>> START
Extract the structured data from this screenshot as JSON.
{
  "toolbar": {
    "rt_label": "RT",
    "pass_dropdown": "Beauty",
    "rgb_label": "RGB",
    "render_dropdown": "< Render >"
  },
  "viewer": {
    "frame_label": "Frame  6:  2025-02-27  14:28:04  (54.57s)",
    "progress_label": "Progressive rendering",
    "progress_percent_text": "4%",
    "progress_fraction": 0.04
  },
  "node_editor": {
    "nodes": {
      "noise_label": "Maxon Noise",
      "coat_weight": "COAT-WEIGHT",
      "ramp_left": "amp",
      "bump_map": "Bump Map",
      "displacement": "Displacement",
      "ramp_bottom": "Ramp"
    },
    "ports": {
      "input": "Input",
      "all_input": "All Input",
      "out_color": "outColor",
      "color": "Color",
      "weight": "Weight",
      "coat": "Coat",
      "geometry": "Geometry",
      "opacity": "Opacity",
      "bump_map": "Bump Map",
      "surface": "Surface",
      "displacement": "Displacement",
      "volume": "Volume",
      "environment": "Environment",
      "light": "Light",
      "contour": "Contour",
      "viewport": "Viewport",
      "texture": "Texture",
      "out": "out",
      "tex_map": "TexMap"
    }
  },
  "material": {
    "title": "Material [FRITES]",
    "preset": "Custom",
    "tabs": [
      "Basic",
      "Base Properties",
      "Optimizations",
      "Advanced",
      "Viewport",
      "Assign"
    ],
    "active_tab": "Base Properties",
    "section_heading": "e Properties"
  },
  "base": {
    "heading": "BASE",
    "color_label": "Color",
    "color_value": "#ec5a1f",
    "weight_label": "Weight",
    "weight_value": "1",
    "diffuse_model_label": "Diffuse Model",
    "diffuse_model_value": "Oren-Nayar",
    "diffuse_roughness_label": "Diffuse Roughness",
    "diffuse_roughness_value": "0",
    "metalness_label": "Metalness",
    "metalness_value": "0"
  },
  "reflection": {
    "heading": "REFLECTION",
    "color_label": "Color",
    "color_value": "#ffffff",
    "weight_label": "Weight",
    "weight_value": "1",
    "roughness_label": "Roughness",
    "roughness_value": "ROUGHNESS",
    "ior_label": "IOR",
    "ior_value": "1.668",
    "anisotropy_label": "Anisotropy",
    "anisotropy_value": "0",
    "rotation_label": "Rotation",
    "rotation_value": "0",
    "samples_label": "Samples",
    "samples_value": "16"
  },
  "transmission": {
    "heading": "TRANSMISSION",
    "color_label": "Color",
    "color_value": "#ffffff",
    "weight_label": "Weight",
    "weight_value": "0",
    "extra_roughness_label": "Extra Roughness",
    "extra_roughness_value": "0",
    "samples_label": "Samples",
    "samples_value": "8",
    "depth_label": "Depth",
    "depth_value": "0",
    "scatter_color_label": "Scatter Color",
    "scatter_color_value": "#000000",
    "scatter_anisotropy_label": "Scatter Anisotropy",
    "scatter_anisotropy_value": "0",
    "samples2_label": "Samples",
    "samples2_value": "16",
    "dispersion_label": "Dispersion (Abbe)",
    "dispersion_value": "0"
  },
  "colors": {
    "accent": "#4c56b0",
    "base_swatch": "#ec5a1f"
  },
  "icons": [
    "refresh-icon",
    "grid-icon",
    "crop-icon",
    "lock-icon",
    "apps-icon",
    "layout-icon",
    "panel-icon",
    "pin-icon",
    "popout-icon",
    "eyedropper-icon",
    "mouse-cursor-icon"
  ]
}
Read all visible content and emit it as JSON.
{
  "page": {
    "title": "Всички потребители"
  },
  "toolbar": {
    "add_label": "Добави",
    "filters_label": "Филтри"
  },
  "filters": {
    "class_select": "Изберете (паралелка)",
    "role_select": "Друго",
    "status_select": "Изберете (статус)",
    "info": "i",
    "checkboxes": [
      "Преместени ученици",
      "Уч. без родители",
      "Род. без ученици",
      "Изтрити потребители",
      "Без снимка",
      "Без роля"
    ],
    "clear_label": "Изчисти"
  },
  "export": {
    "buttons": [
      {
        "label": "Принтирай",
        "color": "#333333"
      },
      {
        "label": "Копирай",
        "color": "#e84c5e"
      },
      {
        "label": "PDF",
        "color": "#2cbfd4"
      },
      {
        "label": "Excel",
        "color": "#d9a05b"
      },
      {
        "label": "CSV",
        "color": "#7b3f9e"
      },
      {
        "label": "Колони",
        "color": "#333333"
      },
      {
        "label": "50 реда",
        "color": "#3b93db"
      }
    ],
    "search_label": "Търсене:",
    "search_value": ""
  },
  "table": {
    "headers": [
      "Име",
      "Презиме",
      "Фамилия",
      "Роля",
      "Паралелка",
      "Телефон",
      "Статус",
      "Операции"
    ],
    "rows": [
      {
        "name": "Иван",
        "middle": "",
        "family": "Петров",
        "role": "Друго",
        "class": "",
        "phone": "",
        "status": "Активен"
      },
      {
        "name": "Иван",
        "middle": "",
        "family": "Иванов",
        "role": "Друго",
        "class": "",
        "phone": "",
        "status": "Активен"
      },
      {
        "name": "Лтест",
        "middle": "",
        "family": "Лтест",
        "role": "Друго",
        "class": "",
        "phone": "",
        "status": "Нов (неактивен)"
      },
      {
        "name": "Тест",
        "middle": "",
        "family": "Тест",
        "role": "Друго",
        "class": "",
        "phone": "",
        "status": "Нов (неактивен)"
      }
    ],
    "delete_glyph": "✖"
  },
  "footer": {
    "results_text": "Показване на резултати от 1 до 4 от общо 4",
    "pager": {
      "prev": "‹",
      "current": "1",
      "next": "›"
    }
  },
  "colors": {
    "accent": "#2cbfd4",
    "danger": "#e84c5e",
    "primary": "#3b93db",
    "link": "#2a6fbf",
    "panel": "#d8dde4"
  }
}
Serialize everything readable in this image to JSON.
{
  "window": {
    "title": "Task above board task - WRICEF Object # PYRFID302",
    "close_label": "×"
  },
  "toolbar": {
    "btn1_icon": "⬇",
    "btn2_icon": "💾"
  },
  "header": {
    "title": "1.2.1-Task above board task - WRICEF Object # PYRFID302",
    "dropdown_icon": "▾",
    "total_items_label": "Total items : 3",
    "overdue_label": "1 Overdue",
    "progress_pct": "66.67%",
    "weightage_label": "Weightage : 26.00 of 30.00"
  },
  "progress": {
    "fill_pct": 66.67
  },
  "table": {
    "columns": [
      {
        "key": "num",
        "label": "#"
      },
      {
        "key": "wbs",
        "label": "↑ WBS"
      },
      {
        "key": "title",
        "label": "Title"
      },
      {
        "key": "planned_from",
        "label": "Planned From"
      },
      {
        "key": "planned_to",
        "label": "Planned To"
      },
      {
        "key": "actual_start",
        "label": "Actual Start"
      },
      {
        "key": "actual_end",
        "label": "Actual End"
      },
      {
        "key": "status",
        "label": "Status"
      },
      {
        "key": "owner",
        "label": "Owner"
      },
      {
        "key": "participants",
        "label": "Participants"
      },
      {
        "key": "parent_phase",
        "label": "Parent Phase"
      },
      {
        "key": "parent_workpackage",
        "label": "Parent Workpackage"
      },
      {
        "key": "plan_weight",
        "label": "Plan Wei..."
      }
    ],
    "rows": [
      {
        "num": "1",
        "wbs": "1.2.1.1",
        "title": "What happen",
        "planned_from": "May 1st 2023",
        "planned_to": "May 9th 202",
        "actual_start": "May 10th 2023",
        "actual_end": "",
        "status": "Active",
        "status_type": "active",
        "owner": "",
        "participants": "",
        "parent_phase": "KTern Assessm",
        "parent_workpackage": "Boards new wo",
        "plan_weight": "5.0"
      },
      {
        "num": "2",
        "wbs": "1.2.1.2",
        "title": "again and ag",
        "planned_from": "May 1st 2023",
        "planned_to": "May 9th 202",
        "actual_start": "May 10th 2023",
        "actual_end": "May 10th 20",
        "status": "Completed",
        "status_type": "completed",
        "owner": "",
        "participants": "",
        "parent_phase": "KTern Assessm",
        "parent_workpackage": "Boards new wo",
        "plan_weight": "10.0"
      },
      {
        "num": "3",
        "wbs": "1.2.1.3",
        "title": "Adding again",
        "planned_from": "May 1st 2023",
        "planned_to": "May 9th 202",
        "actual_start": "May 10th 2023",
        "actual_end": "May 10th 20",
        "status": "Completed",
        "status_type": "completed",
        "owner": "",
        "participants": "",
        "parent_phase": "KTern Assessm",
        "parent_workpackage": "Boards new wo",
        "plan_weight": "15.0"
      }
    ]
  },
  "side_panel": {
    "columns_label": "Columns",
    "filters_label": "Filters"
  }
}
>> END
> _TASK_
Using the listing, copy every line where the word "above" shows up.

> _FINAL RESULT_
    "title": "Task above board task - WRICEF Object # PYRFID302",
    "title": "1.2.1-Task above board task - WRICEF Object # PYRFID302",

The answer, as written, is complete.